## WHAT IS BEING ASKED:
Reproduce each line bearing the word "image".
:: GIVEN DATA ::
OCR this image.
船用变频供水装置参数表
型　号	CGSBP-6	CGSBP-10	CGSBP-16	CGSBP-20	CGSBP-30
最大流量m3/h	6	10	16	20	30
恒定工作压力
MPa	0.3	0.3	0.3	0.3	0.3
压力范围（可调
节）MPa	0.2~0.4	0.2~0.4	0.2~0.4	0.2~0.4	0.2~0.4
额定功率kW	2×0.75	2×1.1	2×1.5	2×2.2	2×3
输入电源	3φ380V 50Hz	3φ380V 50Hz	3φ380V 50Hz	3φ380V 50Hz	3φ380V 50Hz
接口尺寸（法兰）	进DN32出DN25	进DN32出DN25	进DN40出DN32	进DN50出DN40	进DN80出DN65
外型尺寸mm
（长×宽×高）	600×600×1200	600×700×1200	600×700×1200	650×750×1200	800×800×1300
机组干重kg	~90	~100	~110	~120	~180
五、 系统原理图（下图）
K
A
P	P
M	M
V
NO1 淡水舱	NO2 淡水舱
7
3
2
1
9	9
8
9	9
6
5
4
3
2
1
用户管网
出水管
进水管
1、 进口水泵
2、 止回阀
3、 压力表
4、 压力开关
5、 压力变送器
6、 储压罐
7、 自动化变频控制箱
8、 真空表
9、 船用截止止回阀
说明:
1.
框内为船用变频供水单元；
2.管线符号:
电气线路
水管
:::
:: GIVEN DATA ::
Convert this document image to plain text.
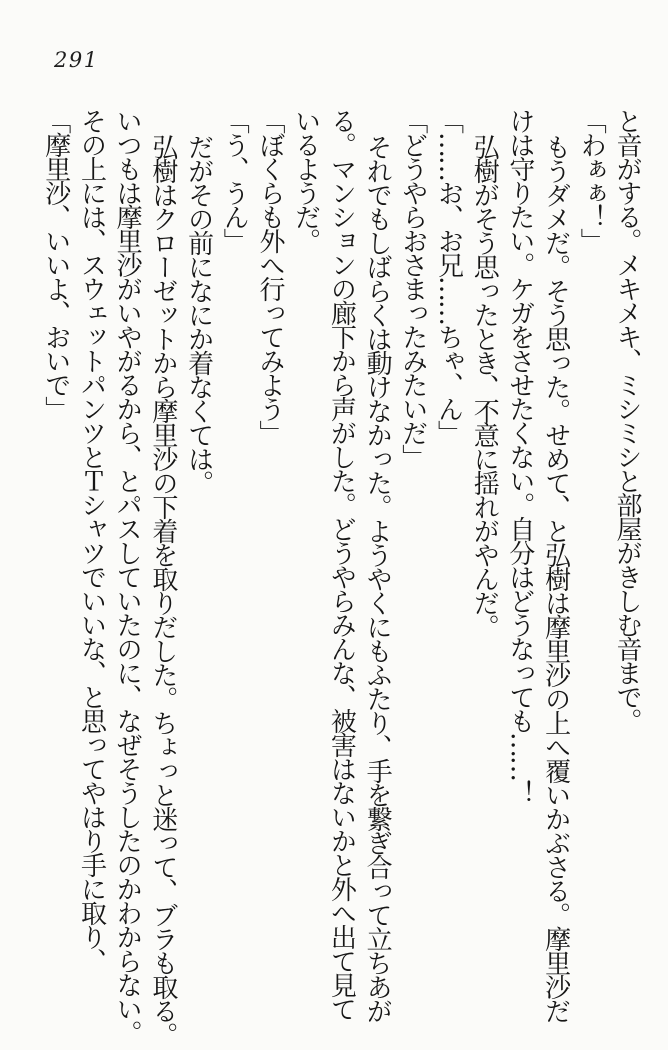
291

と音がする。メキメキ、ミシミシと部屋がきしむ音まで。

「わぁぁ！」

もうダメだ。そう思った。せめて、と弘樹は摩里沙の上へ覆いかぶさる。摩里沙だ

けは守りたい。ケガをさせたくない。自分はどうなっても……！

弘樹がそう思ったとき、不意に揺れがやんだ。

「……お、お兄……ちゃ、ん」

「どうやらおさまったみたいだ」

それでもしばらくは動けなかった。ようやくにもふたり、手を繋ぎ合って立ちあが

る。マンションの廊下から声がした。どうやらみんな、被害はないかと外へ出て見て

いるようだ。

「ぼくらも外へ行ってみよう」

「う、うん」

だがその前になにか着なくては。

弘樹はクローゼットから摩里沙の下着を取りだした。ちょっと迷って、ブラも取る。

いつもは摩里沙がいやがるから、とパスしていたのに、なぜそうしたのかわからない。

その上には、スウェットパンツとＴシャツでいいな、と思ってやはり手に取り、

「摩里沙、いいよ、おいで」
:::
## EXERCISE SOLUTION:
OCR this image.
Convert this document image to plain text.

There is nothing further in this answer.